| Exercise instructions |
Please echo the listing lines starting at the line containing "- tree-expand-toggle[interactable]: [216, 517, 230, 531]" and ending at the line containing "- tree-expand-toggle[interactable]: [216, 631, 230, 645]", reproducing them precisely.

+ + + + +

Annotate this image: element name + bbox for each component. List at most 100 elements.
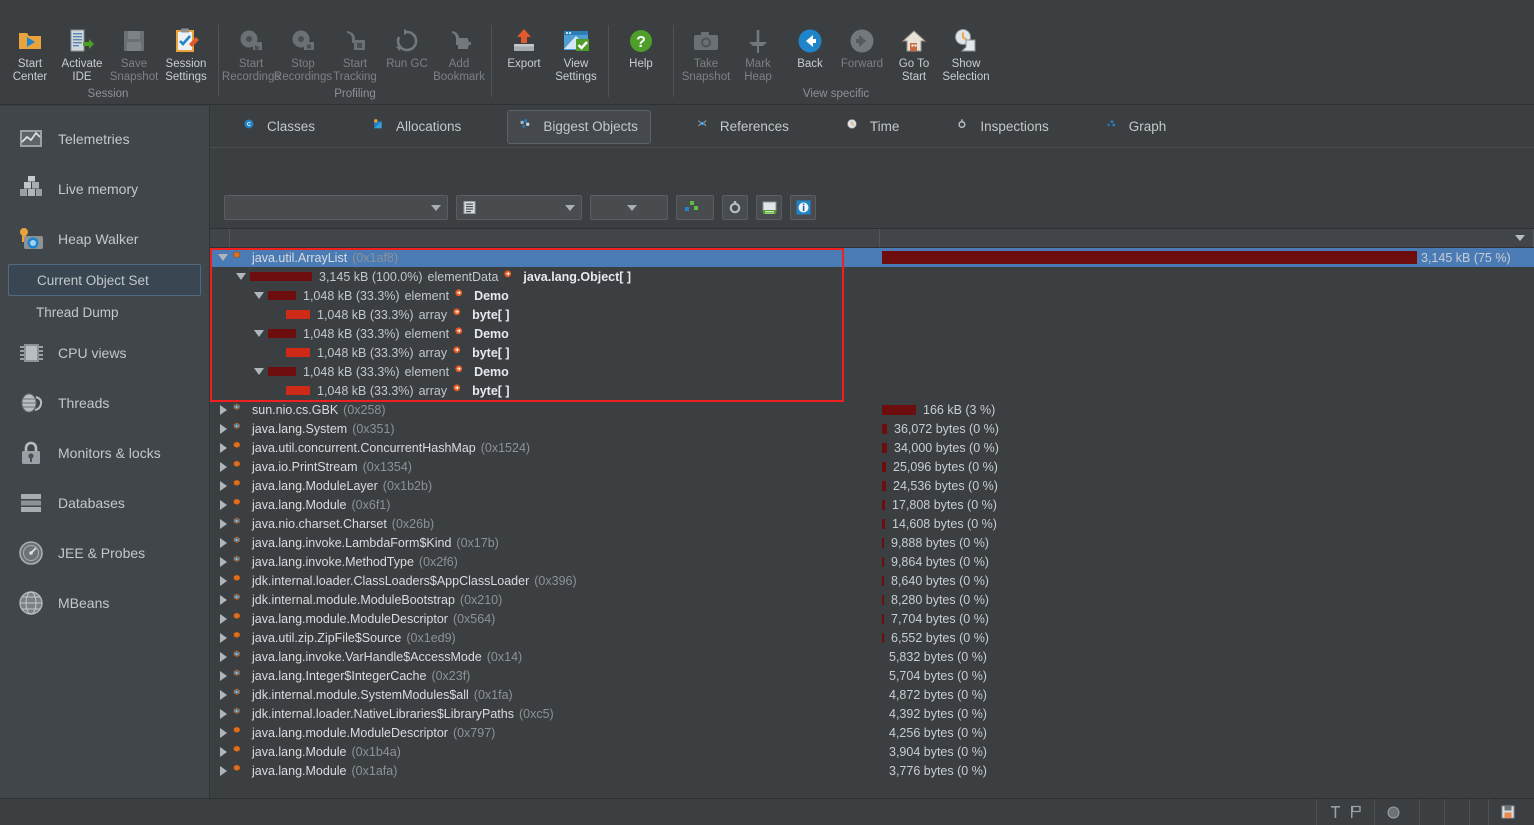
- tree-expand-toggle[interactable]: [216, 517, 230, 531]
- status-recordings[interactable]: [1374, 798, 1419, 825]
- toolbar-button-show-selection[interactable]: Show Selection: [940, 21, 992, 83]
- tree-expand-toggle[interactable]: [252, 289, 266, 303]
- table-row[interactable]: 1,048 kB (33.3%) array byte[ ]: [210, 305, 1534, 324]
- tree-expand-toggle[interactable]: [216, 631, 230, 645]
- table-row[interactable]: java.lang.ModuleLayer (0x1b2b) 24,536 byt…: [210, 476, 1534, 495]
- menu-item-window[interactable]: [66, 9, 86, 13]
- tree-expand-toggle[interactable]: [216, 403, 230, 417]
- tree-expand-toggle[interactable]: [216, 536, 230, 550]
- tree-expand-toggle[interactable]: [216, 574, 230, 588]
- tree-expand-toggle[interactable]: [216, 650, 230, 664]
- menu-item-session[interactable]: [6, 9, 26, 13]
- tab-references[interactable]: References: [685, 110, 801, 144]
- sidebar-item-current-object-set[interactable]: Current Object Set: [8, 264, 201, 296]
- table-header-retained-size[interactable]: [880, 229, 1534, 247]
- table-row[interactable]: java.lang.Module (0x1afa) 3,776 bytes (0 …: [210, 761, 1534, 780]
- table-row[interactable]: Cjdk.internal.module.ModuleBootstrap (0x2…: [210, 590, 1534, 609]
- use-menu-button[interactable]: [590, 195, 668, 220]
- table-row[interactable]: 1,048 kB (33.3%) element Demo: [210, 362, 1534, 381]
- toolbar-button-mark-heap[interactable]: Mark Heap: [732, 21, 784, 83]
- tree-expand-toggle[interactable]: [216, 707, 230, 721]
- menu-item-help[interactable]: [86, 9, 106, 13]
- tab-time[interactable]: Time: [835, 110, 912, 144]
- sidebar-item-live-memory[interactable]: Live memory: [0, 164, 209, 214]
- tree-expand-toggle[interactable]: [216, 460, 230, 474]
- toolbar-button-save-snapshot[interactable]: Save Snapshot: [108, 21, 160, 83]
- tree-expand-toggle[interactable]: [216, 726, 230, 740]
- toolbar-button-back[interactable]: Back: [784, 21, 836, 71]
- tree-expand-toggle[interactable]: [216, 669, 230, 683]
- tab-allocations[interactable]: Allocations: [361, 110, 473, 144]
- inspections-small-icon-button[interactable]: [722, 195, 748, 220]
- table-row[interactable]: Cjava.lang.invoke.VarHandle$AccessMode (0…: [210, 647, 1534, 666]
- table-header-object[interactable]: [230, 229, 880, 247]
- table-row[interactable]: jdk.internal.loader.ClassLoaders$AppClas…: [210, 571, 1534, 590]
- table-row[interactable]: java.io.PrintStream (0x1354) 25,096 bytes…: [210, 457, 1534, 476]
- table-row[interactable]: Csun.nio.cs.GBK (0x258) 166 kB (3 %): [210, 400, 1534, 419]
- table-row[interactable]: java.util.concurrent.ConcurrentHashMap (0…: [210, 438, 1534, 457]
- sidebar-item-threads[interactable]: Threads: [0, 378, 209, 428]
- menu-item-view[interactable]: [26, 9, 46, 13]
- sidebar-item-heap-walker[interactable]: Heap Walker: [0, 214, 209, 264]
- tab-inspections[interactable]: Inspections: [945, 110, 1060, 144]
- toolbar-button-start-center[interactable]: Start Center: [4, 21, 56, 83]
- tree-expand-toggle[interactable]: [216, 479, 230, 493]
- table-row[interactable]: Cjava.lang.Integer$IntegerCache (0x23f) 5…: [210, 666, 1534, 685]
- toolbar-button-stop-recordings[interactable]: Stop Recordings: [274, 21, 332, 83]
- tree-expand-toggle[interactable]: [252, 327, 266, 341]
- toolbar-button-add-bookmark[interactable]: Add Bookmark: [433, 21, 485, 83]
- toolbar-button-take-snapshot[interactable]: Take Snapshot: [680, 21, 732, 83]
- table-row[interactable]: java.lang.Module (0x6f1) 17,808 bytes (0 …: [210, 495, 1534, 514]
- table-row[interactable]: Cjava.lang.System (0x351) 36,072 bytes (0…: [210, 419, 1534, 438]
- sidebar-item-telemetries[interactable]: Telemetries: [0, 114, 209, 164]
- tab-graph[interactable]: Graph: [1095, 110, 1179, 144]
- tree-expand-toggle[interactable]: [252, 365, 266, 379]
- grouping-select[interactable]: [224, 195, 448, 220]
- view-mode-select[interactable]: [456, 195, 582, 220]
- table-row[interactable]: 1,048 kB (33.3%) array byte[ ]: [210, 343, 1534, 362]
- tree-expand-toggle[interactable]: [216, 441, 230, 455]
- table-row[interactable]: Cjava.nio.charset.Charset (0x26b) 14,608 …: [210, 514, 1534, 533]
- sidebar-item-cpu-views[interactable]: CPU views: [0, 328, 209, 378]
- toolbar-button-export[interactable]: Export: [498, 21, 550, 71]
- tree-expand-toggle[interactable]: [216, 764, 230, 778]
- sidebar-item-databases[interactable]: Databases: [0, 478, 209, 528]
- tree-expand-toggle[interactable]: [216, 498, 230, 512]
- status-recording-buttons[interactable]: [1316, 798, 1374, 825]
- table-row[interactable]: java.util.zip.ZipFile$Source (0x1ed9) 6,5…: [210, 628, 1534, 647]
- tree-expand-toggle[interactable]: [216, 688, 230, 702]
- sidebar-item-jee-probes[interactable]: JEE & Probes: [0, 528, 209, 578]
- sidebar-item-thread-dump[interactable]: Thread Dump: [8, 296, 201, 328]
- toolbar-button-forward[interactable]: Forward: [836, 21, 888, 71]
- menu-item-profiling[interactable]: [46, 9, 66, 13]
- tab-classes[interactable]: C Classes: [232, 110, 327, 144]
- table-row[interactable]: 1,048 kB (33.3%) element Demo: [210, 286, 1534, 305]
- table-row[interactable]: java.lang.Module (0x1b4a) 3,904 bytes (0 …: [210, 742, 1534, 761]
- tree-expand-toggle[interactable]: [234, 270, 248, 284]
- sidebar-item-monitors-locks[interactable]: Monitors & locks: [0, 428, 209, 478]
- export-small-icon-button[interactable]: [756, 195, 782, 220]
- table-row[interactable]: 1,048 kB (33.3%) array byte[ ]: [210, 381, 1534, 400]
- table-row[interactable]: 3,145 kB (100.0%) elementData java.lang.Ob…: [210, 267, 1534, 286]
- toolbar-button-session-settings[interactable]: Session Settings: [160, 21, 212, 83]
- table-row[interactable]: Cjava.lang.invoke.LambdaForm$Kind (0x17b)…: [210, 533, 1534, 552]
- table-row[interactable]: java.lang.module.ModuleDescriptor (0x564)…: [210, 609, 1534, 628]
- table-row[interactable]: Cjava.lang.invoke.MethodType (0x2f6) 9,86…: [210, 552, 1534, 571]
- toolbar-button-start-tracking[interactable]: Start Tracking: [329, 21, 381, 83]
- tree-expand-toggle[interactable]: [216, 612, 230, 626]
- toolbar-button-run-gc[interactable]: Run GC: [381, 21, 433, 71]
- status-snapshot[interactable]: [1488, 798, 1534, 825]
- tree-expand-toggle[interactable]: [216, 745, 230, 759]
- table-row[interactable]: 1,048 kB (33.3%) element Demo: [210, 324, 1534, 343]
- info-small-icon-button[interactable]: [790, 195, 816, 220]
- tree-expand-toggle[interactable]: [216, 555, 230, 569]
- toolbar-button-start-recordings[interactable]: Start Recordings: [222, 21, 280, 83]
- toolbar-button-help[interactable]: ? Help: [615, 21, 667, 71]
- table-row[interactable]: Cjdk.internal.loader.NativeLibraries$Lib…: [210, 704, 1534, 723]
- tab-biggest-objects[interactable]: Biggest Objects: [507, 109, 651, 144]
- sidebar-item-mbeans[interactable]: MBeans: [0, 578, 209, 628]
- toolbar-button-activate-ide[interactable]: Activate IDE: [56, 21, 108, 83]
- table-row[interactable]: java.util.ArrayList (0x1af8) 3,145 kB (75…: [210, 248, 1534, 267]
- tree-expand-toggle[interactable]: [216, 251, 230, 265]
- table-row[interactable]: java.lang.module.ModuleDescriptor (0x797)…: [210, 723, 1534, 742]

+ + + + +

| Full output |
- tree-expand-toggle[interactable]: [216, 517, 230, 531]
- status-recordings[interactable]: [1374, 798, 1419, 825]
- toolbar-button-show-selection[interactable]: Show Selection: [940, 21, 992, 83]
- tree-expand-toggle[interactable]: [252, 289, 266, 303]
- table-row[interactable]: 1,048 kB (33.3%) array byte[ ]: [210, 305, 1534, 324]
- tree-expand-toggle[interactable]: [216, 631, 230, 645]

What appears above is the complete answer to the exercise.